▶ [Written task] Keep only the lines of the listing that include the word "Increase", and copy them.

▶ [Saved data entries]

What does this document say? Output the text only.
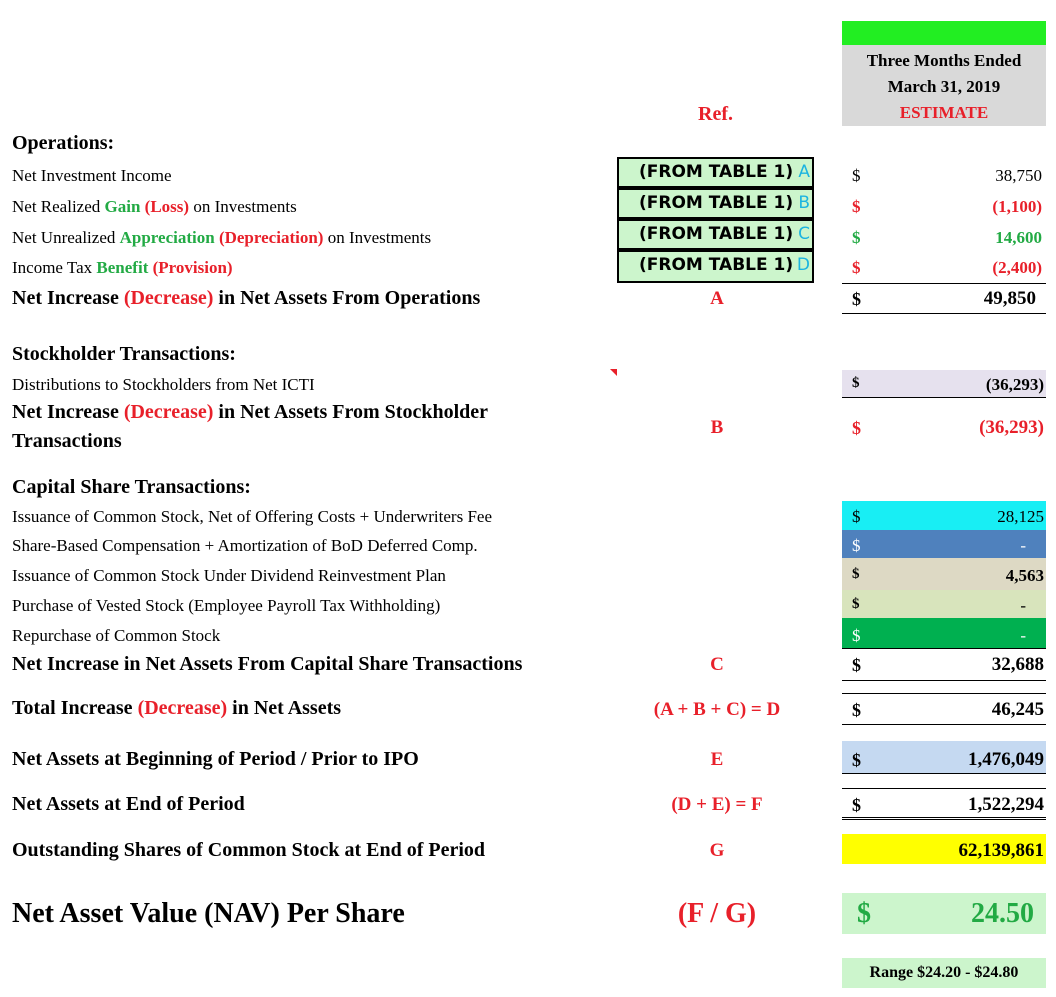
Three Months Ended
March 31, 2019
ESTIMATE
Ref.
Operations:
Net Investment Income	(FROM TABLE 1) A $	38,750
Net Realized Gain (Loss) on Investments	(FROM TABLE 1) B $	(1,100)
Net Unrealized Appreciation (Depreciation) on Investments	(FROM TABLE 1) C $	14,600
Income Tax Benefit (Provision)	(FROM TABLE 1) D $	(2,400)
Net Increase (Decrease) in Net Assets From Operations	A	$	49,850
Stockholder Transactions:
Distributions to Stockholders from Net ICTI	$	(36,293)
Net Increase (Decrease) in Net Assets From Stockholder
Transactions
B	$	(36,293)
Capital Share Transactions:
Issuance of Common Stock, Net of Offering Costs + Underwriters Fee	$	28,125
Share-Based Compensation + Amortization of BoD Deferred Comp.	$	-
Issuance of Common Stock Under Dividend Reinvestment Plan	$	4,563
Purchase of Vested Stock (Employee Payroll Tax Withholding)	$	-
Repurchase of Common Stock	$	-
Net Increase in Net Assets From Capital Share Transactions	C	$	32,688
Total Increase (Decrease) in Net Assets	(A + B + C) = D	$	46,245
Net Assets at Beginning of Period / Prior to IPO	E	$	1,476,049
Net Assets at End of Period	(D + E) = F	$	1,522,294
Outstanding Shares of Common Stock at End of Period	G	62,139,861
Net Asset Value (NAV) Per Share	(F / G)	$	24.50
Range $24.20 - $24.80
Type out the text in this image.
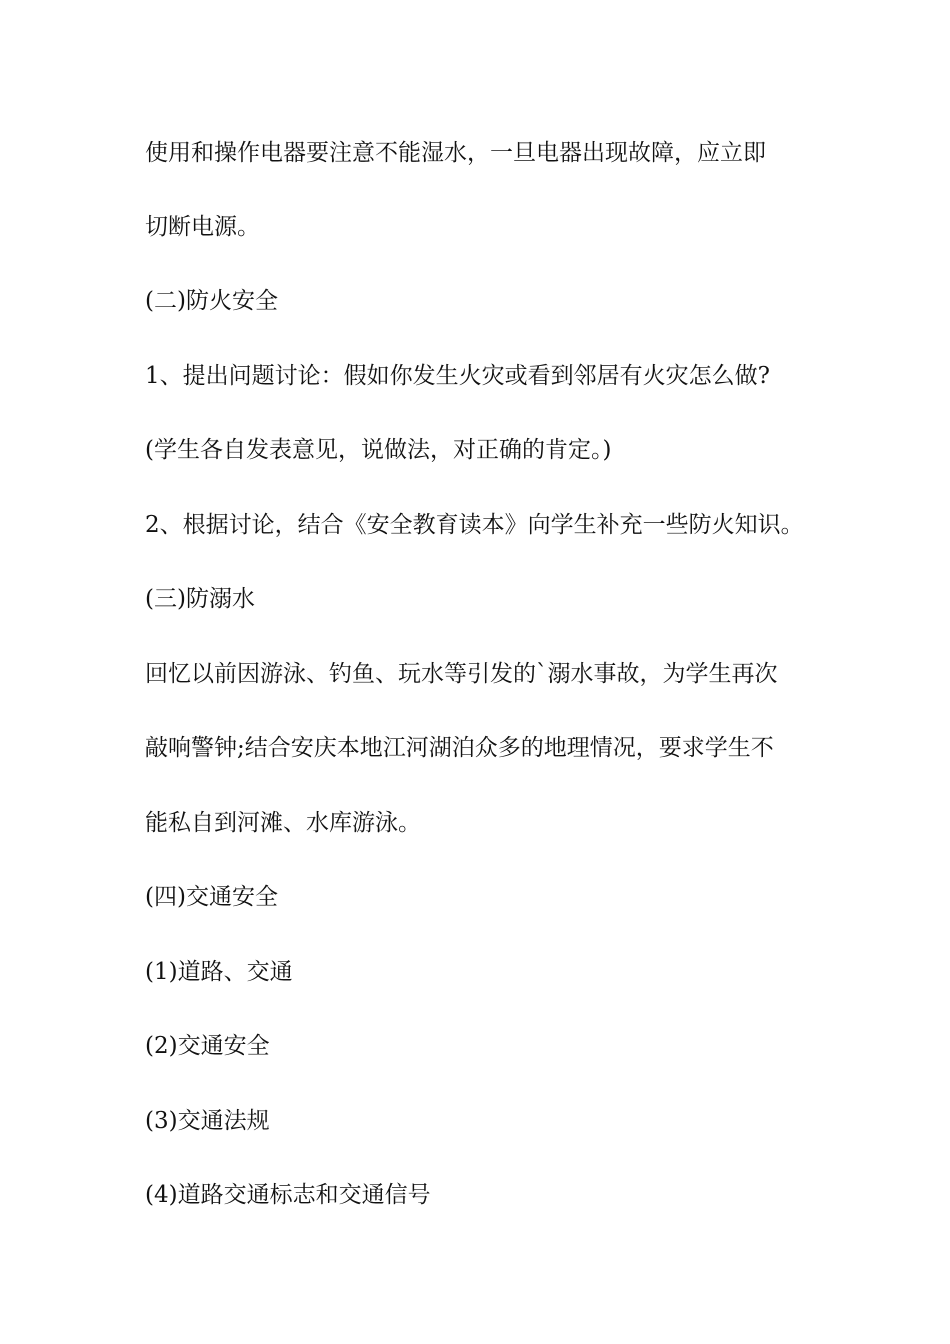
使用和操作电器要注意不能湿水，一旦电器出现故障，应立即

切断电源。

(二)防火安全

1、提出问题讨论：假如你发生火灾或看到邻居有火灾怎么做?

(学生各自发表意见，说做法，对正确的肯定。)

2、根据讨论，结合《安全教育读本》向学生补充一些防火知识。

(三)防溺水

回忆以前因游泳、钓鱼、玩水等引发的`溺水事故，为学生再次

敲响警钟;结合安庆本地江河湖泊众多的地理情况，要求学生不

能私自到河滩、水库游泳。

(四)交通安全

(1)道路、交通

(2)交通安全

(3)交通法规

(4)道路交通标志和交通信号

▶ [Response to this exercise]
Net Increase (Decrease) in Net Assets From Operations	A	$	49,850
Net Increase (Decrease) in Net Assets From Stockholder
Net Increase in Net Assets From Capital Share Transactions	C	$	32,688
Total Increase (Decrease) in Net Assets	(A + B + C) = D	$	46,245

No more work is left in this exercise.